*THE RECORDS*:
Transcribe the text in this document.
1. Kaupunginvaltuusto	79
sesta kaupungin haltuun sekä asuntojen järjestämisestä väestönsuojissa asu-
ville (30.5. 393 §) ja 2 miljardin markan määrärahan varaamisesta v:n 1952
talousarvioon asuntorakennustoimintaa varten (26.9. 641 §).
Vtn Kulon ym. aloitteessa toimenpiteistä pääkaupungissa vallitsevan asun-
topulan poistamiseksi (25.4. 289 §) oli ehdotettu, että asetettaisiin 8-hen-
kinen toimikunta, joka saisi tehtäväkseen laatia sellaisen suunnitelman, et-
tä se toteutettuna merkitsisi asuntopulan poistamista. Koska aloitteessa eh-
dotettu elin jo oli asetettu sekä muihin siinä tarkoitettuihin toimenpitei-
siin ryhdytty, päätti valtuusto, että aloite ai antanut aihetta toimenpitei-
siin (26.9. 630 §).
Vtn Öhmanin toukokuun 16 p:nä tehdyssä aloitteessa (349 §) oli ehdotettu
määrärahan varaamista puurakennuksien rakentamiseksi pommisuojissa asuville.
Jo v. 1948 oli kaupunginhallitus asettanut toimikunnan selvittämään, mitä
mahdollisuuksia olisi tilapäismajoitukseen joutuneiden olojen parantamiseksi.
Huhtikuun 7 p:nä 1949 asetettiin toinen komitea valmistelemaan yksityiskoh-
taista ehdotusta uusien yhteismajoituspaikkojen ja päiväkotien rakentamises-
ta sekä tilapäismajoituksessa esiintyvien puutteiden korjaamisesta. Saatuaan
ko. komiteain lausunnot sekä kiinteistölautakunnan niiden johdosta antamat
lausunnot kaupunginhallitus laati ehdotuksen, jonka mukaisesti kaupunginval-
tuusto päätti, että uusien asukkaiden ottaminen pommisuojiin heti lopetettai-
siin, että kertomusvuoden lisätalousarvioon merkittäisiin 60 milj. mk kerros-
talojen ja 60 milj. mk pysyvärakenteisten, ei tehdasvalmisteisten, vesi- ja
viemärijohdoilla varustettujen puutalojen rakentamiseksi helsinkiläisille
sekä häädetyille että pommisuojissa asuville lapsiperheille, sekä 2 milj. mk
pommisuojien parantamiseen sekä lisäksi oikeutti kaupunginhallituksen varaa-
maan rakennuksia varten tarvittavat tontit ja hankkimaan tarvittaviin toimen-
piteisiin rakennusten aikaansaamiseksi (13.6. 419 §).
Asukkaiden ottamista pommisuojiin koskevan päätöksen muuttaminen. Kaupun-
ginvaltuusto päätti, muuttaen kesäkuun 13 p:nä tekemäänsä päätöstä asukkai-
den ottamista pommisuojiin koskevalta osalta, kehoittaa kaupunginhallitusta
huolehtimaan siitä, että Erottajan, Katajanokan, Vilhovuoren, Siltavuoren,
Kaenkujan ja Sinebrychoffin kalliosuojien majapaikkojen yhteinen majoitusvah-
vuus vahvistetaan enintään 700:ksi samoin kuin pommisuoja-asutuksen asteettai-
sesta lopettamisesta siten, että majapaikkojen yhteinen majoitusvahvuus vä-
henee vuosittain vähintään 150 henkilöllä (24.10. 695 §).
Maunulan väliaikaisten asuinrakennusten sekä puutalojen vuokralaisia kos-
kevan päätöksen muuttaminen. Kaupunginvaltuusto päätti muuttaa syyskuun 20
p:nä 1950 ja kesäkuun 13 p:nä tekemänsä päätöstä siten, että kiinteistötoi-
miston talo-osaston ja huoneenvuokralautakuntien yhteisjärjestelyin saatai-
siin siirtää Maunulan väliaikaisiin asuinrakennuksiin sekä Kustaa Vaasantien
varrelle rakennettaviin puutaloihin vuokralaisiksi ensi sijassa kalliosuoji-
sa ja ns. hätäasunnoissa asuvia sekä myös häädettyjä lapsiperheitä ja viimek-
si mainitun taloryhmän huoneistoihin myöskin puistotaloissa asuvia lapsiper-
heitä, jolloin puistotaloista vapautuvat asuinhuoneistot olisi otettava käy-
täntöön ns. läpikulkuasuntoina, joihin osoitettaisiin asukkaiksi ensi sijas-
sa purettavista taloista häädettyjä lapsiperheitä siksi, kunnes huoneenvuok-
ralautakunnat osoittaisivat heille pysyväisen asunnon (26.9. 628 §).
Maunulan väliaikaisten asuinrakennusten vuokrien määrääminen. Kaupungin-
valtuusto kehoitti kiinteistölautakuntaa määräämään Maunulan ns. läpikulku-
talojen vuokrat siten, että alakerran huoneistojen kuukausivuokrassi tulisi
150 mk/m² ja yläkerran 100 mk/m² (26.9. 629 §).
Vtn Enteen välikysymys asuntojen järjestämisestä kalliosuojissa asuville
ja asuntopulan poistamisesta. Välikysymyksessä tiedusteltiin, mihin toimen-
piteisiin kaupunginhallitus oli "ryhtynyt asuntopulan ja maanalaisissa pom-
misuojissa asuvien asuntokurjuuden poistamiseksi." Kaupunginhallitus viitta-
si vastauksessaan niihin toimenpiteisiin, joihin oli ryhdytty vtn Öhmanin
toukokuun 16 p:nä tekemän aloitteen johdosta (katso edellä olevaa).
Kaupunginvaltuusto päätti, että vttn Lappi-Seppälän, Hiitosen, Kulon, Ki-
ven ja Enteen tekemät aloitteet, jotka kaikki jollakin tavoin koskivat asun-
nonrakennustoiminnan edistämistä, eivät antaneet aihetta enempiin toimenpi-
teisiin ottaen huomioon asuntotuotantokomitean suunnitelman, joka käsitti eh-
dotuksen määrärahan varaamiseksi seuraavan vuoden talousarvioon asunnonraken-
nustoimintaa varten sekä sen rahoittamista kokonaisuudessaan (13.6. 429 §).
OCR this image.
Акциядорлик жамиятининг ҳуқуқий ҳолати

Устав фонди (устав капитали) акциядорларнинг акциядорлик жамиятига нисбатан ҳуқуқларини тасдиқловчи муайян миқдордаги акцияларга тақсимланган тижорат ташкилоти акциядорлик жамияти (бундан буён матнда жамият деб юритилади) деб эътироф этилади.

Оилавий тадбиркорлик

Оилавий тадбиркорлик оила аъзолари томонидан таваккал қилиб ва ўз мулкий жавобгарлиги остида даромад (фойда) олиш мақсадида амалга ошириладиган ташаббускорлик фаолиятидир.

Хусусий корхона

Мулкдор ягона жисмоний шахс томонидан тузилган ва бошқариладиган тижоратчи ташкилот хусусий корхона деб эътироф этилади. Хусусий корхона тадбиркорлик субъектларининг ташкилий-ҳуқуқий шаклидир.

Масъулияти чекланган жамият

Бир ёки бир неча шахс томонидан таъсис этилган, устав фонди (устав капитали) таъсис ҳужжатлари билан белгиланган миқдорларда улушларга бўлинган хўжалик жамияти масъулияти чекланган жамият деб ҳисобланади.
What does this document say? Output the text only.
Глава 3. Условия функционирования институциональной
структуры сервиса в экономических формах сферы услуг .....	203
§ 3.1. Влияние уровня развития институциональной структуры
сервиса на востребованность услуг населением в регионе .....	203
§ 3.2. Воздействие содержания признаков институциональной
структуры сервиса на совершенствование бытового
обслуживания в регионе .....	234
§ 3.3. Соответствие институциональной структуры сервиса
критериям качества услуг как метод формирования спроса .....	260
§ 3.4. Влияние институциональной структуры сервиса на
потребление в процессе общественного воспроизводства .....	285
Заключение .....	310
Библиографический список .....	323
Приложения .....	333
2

*AIM OF THE TASK*:
Set down the entries verbatim, leaving none out.

*SOLUTION TO THIS TASK*:
Transcribe the text in this document.
1. Kaupunginvaltuusto	79
sesta kaupungin haltuun sekä asuntojen järjestämisestä väestönsuojissa asu-
ville (30.5. 393 §) ja 2 miljardin markan määrärahan varaamisesta v:n 1952
talousarvioon asuntorakennustoimintaa varten (26.9. 641 §).
Vtn Kulon ym. aloitteessa toimenpiteistä pääkaupungissa vallitsevan asun-
topulan poistamiseksi (25.4. 289 §) oli ehdotettu, että asetettaisiin 8-hen-
kinen toimikunta, joka saisi tehtäväkseen laatia sellaisen suunnitelman, et-
tä se toteutettuna merkitsisi asuntopulan poistamista. Koska aloitteessa eh-
dotettu elin jo oli asetettu sekä muihin siinä tarkoitettuihin toimenpitei-
siin ryhdytty, päätti valtuusto, että aloite ai antanut aihetta toimenpitei-
siin (26.9. 630 §).
Vtn Öhmanin toukokuun 16 p:nä tehdyssä aloitteessa (349 §) oli ehdotettu
määrärahan varaamista puurakennuksien rakentamiseksi pommisuojissa asuville.
Jo v. 1948 oli kaupunginhallitus asettanut toimikunnan selvittämään, mitä
mahdollisuuksia olisi tilapäismajoitukseen joutuneiden olojen parantamiseksi.
Huhtikuun 7 p:nä 1949 asetettiin toinen komitea valmistelemaan yksityiskoh-
taista ehdotusta uusien yhteismajoituspaikkojen ja päiväkotien rakentamises-
ta sekä tilapäismajoituksessa esiintyvien puutteiden korjaamisesta. Saatuaan
ko. komiteain lausunnot sekä kiinteistölautakunnan niiden johdosta antamat
lausunnot kaupunginhallitus laati ehdotuksen, jonka mukaisesti kaupunginval-
tuusto päätti, että uusien asukkaiden ottaminen pommisuojiin heti lopetettai-
siin, että kertomusvuoden lisätalousarvioon merkittäisiin 60 milj. mk kerros-
talojen ja 60 milj. mk pysyvärakenteisten, ei tehdasvalmisteisten, vesi- ja
viemärijohdoilla varustettujen puutalojen rakentamiseksi helsinkiläisille
sekä häädetyille että pommisuojissa asuville lapsiperheille, sekä 2 milj. mk
pommisuojien parantamiseen sekä lisäksi oikeutti kaupunginhallituksen varaa-
maan rakennuksia varten tarvittavat tontit ja hankkimaan tarvittaviin toimen-
piteisiin rakennusten aikaansaamiseksi (13.6. 419 §).
Asukkaiden ottamista pommisuojiin koskevan päätöksen muuttaminen. Kaupun-
ginvaltuusto päätti, muuttaen kesäkuun 13 p:nä tekemäänsä päätöstä asukkai-
den ottamista pommisuojiin koskevalta osalta, kehoittaa kaupunginhallitusta
huolehtimaan siitä, että Erottajan, Katajanokan, Vilhovuoren, Siltavuoren,
Kaenkujan ja Sinebrychoffin kalliosuojien majapaikkojen yhteinen majoitusvah-
vuus vahvistetaan enintään 700:ksi samoin kuin pommisuoja-asutuksen asteettai-
sesta lopettamisesta siten, että majapaikkojen yhteinen majoitusvahvuus vä-
henee vuosittain vähintään 150 henkilöllä (24.10. 695 §).
Maunulan väliaikaisten asuinrakennusten sekä puutalojen vuokralaisia kos-
kevan päätöksen muuttaminen. Kaupunginvaltuusto päätti muuttaa syyskuun 20
p:nä 1950 ja kesäkuun 13 p:nä tekemänsä päätöstä siten, että kiinteistötoi-
miston talo-osaston ja huoneenvuokralautakuntien yhteisjärjestelyin saatai-
siin siirtää Maunulan väliaikaisiin asuinrakennuksiin sekä Kustaa Vaasantien
varrelle rakennettaviin puutaloihin vuokralaisiksi ensi sijassa kalliosuoji-
sa ja ns. hätäasunnoissa asuvia sekä myös häädettyjä lapsiperheitä ja viimek-
si mainitun taloryhmän huoneistoihin myöskin puistotaloissa asuvia lapsiper-
heitä, jolloin puistotaloista vapautuvat asuinhuoneistot olisi otettava käy-
täntöön ns. läpikulkuasuntoina, joihin osoitettaisiin asukkaiksi ensi sijas-
sa purettavista taloista häädettyjä lapsiperheitä siksi, kunnes huoneenvuok-
ralautakunnat osoittaisivat heille pysyväisen asunnon (26.9. 628 §).
Maunulan väliaikaisten asuinrakennusten vuokrien määrääminen. Kaupungin-
valtuusto kehoitti kiinteistölautakuntaa määräämään Maunulan ns. läpikulku-
talojen vuokrat siten, että alakerran huoneistojen kuukausivuokrassi tulisi
150 mk/m² ja yläkerran 100 mk/m² (26.9. 629 §).
Vtn Enteen välikysymys asuntojen järjestämisestä kalliosuojissa asuville
ja asuntopulan poistamisesta. Välikysymyksessä tiedusteltiin, mihin toimen-
piteisiin kaupunginhallitus oli "ryhtynyt asuntopulan ja maanalaisissa pom-
misuojissa asuvien asuntokurjuuden poistamiseksi." Kaupunginhallitus viitta-
si vastauksessaan niihin toimenpiteisiin, joihin oli ryhdytty vtn Öhmanin
toukokuun 16 p:nä tekemän aloitteen johdosta (katso edellä olevaa).
Kaupunginvaltuusto päätti, että vttn Lappi-Seppälän, Hiitosen, Kulon, Ki-
ven ja Enteen tekemät aloitteet, jotka kaikki jollakin tavoin koskivat asun-
nonrakennustoiminnan edistämistä, eivät antaneet aihetta enempiin toimenpi-
teisiin ottaen huomioon asuntotuotantokomitean suunnitelman, joka käsitti eh-
dotuksen määrärahan varaamiseksi seuraavan vuoden talousarvioon asunnonraken-
nustoimintaa varten sekä sen rahoittamista kokonaisuudessaan (13.6. 429 §).
OCR this image.
Акциядорлик жамиятининг ҳуқуқий ҳолати

Устав фонди (устав капитали) акциядорларнинг акциядорлик жамиятига нисбатан ҳуқуқларини тасдиқловчи муайян миқдордаги акцияларга тақсимланган тижорат ташкилоти акциядорлик жамияти (бундан буён матнда жамият деб юритилади) деб эътироф этилади.

Оилавий тадбиркорлик

Оилавий тадбиркорлик оила аъзолари томонидан таваккал қилиб ва ўз мулкий жавобгарлиги остида даромад (фойда) олиш мақсадида амалга ошириладиган ташаббускорлик фаолиятидир.

Хусусий корхона

Мулкдор ягона жисмоний шахс томонидан тузилган ва бошқариладиган тижоратчи ташкилот хусусий корхона деб эътироф этилади. Хусусий корхона тадбиркорлик субъектларининг ташкилий-ҳуқуқий шаклидир.

Масъулияти чекланган жамият

Бир ёки бир неча шахс томонидан таъсис этилган, устав фонди (устав капитали) таъсис ҳужжатлари билан белгиланган миқдорларда улушларга бўлинган хўжалик жамияти масъулияти чекланган жамият деб ҳисобланади.
What does this document say? Output the text only.
Глава 3. Условия функционирования институциональной
структуры сервиса в экономических формах сферы услуг .....	203
§ 3.1. Влияние уровня развития институциональной структуры
сервиса на востребованность услуг населением в регионе .....	203
§ 3.2. Воздействие содержания признаков институциональной
структуры сервиса на совершенствование бытового
обслуживания в регионе .....	234
§ 3.3. Соответствие институциональной структуры сервиса
критериям качества услуг как метод формирования спроса .....	260
§ 3.4. Влияние институциональной структуры сервиса на
потребление в процессе общественного воспроизводства .....	285
Заключение .....	310
Библиографический список .....	323
Приложения .....	333
2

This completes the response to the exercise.